Start
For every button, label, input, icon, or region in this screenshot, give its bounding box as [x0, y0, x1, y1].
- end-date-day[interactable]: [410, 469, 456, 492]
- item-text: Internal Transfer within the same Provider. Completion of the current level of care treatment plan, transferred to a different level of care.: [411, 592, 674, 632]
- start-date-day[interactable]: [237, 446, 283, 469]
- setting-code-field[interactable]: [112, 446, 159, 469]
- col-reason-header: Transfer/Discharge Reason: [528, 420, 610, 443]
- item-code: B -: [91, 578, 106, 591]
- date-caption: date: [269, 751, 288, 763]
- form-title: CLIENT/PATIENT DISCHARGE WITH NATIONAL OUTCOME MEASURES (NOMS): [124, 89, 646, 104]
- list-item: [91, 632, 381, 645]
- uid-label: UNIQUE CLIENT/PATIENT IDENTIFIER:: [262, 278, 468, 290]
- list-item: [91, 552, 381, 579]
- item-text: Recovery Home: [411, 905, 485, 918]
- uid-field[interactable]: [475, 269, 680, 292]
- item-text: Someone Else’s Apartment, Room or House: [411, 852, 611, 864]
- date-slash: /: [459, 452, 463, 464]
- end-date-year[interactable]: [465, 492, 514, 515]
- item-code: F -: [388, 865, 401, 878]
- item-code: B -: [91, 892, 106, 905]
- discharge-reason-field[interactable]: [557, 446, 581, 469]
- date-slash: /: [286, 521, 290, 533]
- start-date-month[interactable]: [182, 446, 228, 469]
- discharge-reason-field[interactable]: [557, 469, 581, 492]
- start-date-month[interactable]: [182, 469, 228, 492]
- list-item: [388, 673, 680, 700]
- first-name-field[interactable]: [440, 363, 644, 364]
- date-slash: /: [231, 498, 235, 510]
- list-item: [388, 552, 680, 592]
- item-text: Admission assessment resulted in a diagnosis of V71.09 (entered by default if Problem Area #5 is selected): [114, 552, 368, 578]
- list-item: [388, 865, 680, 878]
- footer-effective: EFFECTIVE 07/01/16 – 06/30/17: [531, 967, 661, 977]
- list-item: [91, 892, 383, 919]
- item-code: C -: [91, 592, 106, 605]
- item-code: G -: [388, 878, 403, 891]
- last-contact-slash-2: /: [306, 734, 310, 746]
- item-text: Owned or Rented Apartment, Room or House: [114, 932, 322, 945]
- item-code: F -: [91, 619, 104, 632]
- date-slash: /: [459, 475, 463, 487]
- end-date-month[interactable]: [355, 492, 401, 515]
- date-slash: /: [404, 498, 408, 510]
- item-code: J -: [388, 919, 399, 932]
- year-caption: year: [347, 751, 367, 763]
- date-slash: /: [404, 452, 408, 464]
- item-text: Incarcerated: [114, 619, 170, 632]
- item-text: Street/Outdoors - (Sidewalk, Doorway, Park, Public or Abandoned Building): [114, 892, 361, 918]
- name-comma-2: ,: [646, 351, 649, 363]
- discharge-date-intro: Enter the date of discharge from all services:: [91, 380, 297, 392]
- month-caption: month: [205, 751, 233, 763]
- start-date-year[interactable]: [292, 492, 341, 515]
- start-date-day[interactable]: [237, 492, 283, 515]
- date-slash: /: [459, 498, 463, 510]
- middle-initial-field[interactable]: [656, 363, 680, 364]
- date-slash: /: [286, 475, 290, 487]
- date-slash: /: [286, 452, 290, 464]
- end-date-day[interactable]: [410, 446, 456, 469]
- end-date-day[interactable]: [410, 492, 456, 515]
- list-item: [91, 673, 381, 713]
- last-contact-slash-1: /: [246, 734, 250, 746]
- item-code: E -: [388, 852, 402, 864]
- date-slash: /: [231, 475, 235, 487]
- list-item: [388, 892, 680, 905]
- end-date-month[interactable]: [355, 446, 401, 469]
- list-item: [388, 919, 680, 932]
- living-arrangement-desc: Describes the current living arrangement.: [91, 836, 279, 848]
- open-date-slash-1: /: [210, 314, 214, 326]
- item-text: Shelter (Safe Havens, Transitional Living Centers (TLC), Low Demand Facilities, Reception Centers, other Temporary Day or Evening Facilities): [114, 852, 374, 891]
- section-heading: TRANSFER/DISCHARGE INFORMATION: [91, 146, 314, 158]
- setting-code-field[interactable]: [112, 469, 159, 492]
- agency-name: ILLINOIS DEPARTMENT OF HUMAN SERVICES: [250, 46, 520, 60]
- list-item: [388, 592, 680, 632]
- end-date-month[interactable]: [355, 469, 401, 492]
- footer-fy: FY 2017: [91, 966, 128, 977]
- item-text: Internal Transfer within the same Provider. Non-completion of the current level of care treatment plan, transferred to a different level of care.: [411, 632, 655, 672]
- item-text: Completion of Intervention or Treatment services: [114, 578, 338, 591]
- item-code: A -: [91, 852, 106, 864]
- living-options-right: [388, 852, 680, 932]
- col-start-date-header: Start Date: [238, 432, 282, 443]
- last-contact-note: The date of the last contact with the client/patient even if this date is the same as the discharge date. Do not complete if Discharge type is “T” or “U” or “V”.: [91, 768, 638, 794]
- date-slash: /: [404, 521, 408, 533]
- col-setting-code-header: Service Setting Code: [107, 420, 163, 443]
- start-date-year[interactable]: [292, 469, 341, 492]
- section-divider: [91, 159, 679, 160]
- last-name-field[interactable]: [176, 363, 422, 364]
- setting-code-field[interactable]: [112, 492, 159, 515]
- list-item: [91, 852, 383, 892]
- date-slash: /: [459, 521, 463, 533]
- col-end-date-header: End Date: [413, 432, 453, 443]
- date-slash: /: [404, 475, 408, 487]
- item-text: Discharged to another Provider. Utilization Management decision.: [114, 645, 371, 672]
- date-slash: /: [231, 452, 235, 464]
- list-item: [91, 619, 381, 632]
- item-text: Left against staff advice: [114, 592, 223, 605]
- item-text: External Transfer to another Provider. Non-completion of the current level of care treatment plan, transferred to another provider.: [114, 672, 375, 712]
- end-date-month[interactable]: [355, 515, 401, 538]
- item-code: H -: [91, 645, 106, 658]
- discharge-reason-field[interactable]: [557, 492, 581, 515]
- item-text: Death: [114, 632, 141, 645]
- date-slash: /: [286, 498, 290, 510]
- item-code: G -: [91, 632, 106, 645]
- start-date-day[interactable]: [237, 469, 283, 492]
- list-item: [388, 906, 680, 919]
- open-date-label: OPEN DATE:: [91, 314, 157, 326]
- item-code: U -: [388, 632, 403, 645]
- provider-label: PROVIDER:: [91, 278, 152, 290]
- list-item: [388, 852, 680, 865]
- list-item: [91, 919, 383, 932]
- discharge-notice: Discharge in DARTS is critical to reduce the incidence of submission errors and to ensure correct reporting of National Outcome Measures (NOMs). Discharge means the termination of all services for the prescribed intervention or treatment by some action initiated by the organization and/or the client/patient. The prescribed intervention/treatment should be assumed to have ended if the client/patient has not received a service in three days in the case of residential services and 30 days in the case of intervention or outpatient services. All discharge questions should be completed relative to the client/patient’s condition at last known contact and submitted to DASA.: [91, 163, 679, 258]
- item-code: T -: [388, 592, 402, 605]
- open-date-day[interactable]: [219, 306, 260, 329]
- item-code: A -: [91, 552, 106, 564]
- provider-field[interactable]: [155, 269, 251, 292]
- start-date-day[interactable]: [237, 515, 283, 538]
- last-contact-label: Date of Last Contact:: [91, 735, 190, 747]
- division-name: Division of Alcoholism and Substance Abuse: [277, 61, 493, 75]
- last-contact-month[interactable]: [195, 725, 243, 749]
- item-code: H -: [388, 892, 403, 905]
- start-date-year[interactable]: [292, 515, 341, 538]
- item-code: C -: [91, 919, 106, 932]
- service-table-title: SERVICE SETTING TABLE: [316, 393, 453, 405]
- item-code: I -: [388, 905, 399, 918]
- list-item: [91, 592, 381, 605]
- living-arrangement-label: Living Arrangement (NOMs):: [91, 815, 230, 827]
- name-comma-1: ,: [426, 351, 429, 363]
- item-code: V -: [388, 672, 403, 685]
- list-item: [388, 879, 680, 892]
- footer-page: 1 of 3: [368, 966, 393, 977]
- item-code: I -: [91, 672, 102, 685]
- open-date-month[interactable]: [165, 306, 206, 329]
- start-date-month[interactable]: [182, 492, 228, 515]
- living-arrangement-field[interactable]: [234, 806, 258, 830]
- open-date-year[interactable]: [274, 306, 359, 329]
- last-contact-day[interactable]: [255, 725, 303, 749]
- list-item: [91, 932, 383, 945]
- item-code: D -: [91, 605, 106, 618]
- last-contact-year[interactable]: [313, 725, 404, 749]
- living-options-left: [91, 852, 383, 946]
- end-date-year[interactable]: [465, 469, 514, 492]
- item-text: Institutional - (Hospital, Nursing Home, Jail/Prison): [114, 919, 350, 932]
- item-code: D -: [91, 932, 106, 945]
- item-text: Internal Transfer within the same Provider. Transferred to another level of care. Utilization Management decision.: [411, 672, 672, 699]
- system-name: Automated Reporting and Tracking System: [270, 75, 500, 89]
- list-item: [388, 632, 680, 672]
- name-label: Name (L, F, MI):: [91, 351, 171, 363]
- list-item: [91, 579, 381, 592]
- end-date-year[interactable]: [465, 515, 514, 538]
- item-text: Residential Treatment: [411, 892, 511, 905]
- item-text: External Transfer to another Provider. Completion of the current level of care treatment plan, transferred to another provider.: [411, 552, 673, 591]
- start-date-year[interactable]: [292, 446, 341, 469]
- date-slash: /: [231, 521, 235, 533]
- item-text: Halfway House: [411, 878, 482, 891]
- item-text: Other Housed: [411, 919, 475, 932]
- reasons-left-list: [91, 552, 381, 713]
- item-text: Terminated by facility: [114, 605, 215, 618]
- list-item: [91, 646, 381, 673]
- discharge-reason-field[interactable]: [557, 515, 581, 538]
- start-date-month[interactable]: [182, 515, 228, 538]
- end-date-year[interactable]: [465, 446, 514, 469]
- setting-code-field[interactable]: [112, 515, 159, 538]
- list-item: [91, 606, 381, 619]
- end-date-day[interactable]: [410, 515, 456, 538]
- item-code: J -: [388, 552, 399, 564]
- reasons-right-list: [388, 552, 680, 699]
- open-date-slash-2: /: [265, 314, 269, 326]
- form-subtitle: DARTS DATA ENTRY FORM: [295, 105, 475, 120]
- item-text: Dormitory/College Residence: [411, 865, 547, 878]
End
● **STATED GOAL**
Copy out the records above from their first line through the line containing "- start-date-month[interactable]: [182, 469, 228, 492]", including both of those lines.

● **REPLY**
For every button, label, input, icon, or region in this screenshot, give its bounding box as [x0, y0, x1, y1].
- end-date-day[interactable]: [410, 469, 456, 492]
- item-text: Internal Transfer within the same Provider. Completion of the current level of care treatment plan, transferred to a different level of care.: [411, 592, 674, 632]
- start-date-day[interactable]: [237, 446, 283, 469]
- setting-code-field[interactable]: [112, 446, 159, 469]
- col-reason-header: Transfer/Discharge Reason: [528, 420, 610, 443]
- item-code: B -: [91, 578, 106, 591]
- date-caption: date: [269, 751, 288, 763]
- form-title: CLIENT/PATIENT DISCHARGE WITH NATIONAL OUTCOME MEASURES (NOMS): [124, 89, 646, 104]
- list-item: [91, 632, 381, 645]
- uid-label: UNIQUE CLIENT/PATIENT IDENTIFIER:: [262, 278, 468, 290]
- list-item: [91, 552, 381, 579]
- item-text: Recovery Home: [411, 905, 485, 918]
- uid-field[interactable]: [475, 269, 680, 292]
- item-text: Someone Else’s Apartment, Room or House: [411, 852, 611, 864]
- date-slash: /: [459, 452, 463, 464]
- end-date-year[interactable]: [465, 492, 514, 515]
- item-code: F -: [388, 865, 401, 878]
- item-code: B -: [91, 892, 106, 905]
- discharge-reason-field[interactable]: [557, 446, 581, 469]
- date-slash: /: [286, 521, 290, 533]
- start-date-month[interactable]: [182, 446, 228, 469]
- discharge-reason-field[interactable]: [557, 469, 581, 492]
- start-date-month[interactable]: [182, 469, 228, 492]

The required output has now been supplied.